Goal :: Extract and list every line that contains the word "calculator".

Dataset items:
◇ ◇ ◇ ◇ ◇

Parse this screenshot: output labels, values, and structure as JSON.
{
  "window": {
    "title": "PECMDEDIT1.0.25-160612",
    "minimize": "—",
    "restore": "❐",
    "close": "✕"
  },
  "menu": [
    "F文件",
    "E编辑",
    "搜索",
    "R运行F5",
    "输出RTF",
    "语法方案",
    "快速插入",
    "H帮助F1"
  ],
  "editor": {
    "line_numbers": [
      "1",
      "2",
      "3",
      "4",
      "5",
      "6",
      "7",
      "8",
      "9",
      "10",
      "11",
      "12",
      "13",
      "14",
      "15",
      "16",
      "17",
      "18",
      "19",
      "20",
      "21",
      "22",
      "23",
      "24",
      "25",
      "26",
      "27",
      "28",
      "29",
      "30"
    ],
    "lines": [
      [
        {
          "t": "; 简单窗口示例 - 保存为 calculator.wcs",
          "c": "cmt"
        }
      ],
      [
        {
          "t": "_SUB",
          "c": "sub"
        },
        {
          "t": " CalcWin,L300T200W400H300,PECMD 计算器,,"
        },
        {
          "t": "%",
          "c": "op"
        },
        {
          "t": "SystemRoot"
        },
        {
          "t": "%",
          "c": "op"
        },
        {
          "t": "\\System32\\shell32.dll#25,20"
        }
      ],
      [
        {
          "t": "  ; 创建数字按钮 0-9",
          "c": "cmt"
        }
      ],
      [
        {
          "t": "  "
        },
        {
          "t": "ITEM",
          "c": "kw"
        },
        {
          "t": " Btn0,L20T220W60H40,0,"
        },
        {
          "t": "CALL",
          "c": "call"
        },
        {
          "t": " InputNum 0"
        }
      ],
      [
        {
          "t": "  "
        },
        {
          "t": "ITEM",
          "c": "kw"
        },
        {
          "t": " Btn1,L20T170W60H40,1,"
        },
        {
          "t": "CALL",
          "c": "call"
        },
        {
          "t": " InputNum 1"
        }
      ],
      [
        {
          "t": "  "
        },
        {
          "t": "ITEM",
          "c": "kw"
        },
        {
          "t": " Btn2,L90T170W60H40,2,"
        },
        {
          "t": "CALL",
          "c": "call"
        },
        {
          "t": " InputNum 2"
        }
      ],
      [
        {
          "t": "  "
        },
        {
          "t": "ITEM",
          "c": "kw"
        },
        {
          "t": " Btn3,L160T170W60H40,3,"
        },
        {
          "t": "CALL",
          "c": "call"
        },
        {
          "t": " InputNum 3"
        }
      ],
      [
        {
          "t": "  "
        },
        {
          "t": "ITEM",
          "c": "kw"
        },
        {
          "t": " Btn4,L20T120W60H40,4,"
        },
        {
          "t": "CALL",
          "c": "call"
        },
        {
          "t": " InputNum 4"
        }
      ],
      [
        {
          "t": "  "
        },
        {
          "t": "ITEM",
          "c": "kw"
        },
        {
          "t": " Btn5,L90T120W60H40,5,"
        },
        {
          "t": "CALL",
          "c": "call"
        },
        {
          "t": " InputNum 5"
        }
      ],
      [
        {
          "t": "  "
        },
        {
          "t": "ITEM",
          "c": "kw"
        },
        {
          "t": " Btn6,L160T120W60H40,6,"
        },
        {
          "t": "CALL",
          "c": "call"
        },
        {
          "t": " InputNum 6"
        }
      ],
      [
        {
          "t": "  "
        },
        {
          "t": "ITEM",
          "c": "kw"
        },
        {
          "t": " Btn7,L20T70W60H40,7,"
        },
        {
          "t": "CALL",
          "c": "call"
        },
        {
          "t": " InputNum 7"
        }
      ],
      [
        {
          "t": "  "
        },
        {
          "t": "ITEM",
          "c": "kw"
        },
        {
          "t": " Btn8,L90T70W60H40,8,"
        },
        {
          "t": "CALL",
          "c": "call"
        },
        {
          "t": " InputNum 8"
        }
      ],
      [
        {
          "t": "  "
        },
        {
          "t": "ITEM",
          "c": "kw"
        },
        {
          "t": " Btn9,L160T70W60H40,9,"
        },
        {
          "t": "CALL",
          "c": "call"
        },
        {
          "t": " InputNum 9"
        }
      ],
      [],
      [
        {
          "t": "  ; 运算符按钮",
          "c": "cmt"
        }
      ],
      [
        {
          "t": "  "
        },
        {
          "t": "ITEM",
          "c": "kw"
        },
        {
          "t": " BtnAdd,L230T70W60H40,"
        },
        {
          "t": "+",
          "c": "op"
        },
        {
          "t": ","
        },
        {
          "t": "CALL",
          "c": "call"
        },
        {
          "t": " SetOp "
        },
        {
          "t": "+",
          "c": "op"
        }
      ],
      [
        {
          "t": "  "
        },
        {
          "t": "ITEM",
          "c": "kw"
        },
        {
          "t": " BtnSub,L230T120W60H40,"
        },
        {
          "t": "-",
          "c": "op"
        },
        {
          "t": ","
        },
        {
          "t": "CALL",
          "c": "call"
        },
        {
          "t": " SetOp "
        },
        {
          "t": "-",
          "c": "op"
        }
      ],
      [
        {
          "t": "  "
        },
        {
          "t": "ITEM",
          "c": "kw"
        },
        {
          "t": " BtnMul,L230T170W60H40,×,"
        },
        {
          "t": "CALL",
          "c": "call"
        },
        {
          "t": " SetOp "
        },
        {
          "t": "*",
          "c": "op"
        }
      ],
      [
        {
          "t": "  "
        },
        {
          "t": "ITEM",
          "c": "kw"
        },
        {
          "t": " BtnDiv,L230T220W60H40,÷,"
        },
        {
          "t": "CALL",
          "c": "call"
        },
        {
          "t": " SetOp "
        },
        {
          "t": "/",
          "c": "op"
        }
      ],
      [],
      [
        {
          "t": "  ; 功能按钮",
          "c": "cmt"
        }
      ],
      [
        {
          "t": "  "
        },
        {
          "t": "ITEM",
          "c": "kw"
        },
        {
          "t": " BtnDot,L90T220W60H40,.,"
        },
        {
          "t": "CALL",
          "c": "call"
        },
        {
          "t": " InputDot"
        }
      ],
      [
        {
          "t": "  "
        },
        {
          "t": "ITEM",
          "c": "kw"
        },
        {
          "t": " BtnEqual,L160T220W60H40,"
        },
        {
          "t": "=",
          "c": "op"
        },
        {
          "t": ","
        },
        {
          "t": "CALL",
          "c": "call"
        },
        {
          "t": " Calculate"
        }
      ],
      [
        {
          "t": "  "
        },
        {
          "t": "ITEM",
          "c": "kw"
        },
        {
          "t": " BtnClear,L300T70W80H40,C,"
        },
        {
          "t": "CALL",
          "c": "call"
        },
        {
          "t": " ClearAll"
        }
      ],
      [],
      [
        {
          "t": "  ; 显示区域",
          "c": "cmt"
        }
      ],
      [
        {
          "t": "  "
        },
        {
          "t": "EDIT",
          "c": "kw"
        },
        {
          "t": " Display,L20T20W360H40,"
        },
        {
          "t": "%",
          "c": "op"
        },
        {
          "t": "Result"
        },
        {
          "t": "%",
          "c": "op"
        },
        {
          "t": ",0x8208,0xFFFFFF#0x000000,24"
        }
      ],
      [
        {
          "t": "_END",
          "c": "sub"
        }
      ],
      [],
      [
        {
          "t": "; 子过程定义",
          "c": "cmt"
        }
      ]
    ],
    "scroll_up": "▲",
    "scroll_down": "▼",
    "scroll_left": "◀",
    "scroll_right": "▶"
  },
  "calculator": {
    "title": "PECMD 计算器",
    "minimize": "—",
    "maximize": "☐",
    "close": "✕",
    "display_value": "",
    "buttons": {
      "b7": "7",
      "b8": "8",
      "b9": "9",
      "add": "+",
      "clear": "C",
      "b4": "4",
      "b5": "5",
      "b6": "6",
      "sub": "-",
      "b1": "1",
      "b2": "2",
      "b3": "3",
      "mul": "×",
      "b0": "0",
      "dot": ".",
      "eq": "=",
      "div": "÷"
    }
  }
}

◇ ◇ ◇ ◇ ◇

Task solution ::
          "t": "; 简单窗口示例 - 保存为 calculator.wcs",
  "calculator": {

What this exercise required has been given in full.